• Directions for this task: Your task is to print every entry below exactly as given.

• Records for processing:
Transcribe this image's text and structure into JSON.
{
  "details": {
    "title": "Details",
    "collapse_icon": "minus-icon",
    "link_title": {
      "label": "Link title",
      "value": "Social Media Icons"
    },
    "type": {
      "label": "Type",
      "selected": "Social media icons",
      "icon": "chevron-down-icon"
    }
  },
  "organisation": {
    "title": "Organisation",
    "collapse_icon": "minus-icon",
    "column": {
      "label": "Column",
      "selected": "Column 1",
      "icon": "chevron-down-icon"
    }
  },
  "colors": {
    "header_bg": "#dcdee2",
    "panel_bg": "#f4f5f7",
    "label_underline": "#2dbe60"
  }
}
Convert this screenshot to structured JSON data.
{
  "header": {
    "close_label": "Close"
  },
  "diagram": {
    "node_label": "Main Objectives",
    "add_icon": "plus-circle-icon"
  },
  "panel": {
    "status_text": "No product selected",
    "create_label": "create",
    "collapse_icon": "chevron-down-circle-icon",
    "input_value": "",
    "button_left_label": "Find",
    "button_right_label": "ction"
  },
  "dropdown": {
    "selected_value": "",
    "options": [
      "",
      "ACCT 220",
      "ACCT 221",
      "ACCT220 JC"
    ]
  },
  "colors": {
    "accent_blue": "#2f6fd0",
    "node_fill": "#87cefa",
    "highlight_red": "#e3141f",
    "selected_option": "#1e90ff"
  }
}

• Exercise output:
Transcribe this image's text and structure into JSON.
{
  "details": {
    "title": "Details",
    "collapse_icon": "minus-icon",
    "link_title": {
      "label": "Link title",
      "value": "Social Media Icons"
    },
    "type": {
      "label": "Type",
      "selected": "Social media icons",
      "icon": "chevron-down-icon"
    }
  },
  "organisation": {
    "title": "Organisation",
    "collapse_icon": "minus-icon",
    "column": {
      "label": "Column",
      "selected": "Column 1",
      "icon": "chevron-down-icon"
    }
  },
  "colors": {
    "header_bg": "#dcdee2",
    "panel_bg": "#f4f5f7",
    "label_underline": "#2dbe60"
  }
}
Convert this screenshot to structured JSON data.
{
  "header": {
    "close_label": "Close"
  },
  "diagram": {
    "node_label": "Main Objectives",
    "add_icon": "plus-circle-icon"
  },
  "panel": {
    "status_text": "No product selected",
    "create_label": "create",
    "collapse_icon": "chevron-down-circle-icon",
    "input_value": "",
    "button_left_label": "Find",
    "button_right_label": "ction"
  },
  "dropdown": {
    "selected_value": "",
    "options": [
      "",
      "ACCT 220",
      "ACCT 221",
      "ACCT220 JC"
    ]
  },
  "colors": {
    "accent_blue": "#2f6fd0",
    "node_fill": "#87cefa",
    "highlight_red": "#e3141f",
    "selected_option": "#1e90ff"
  }
}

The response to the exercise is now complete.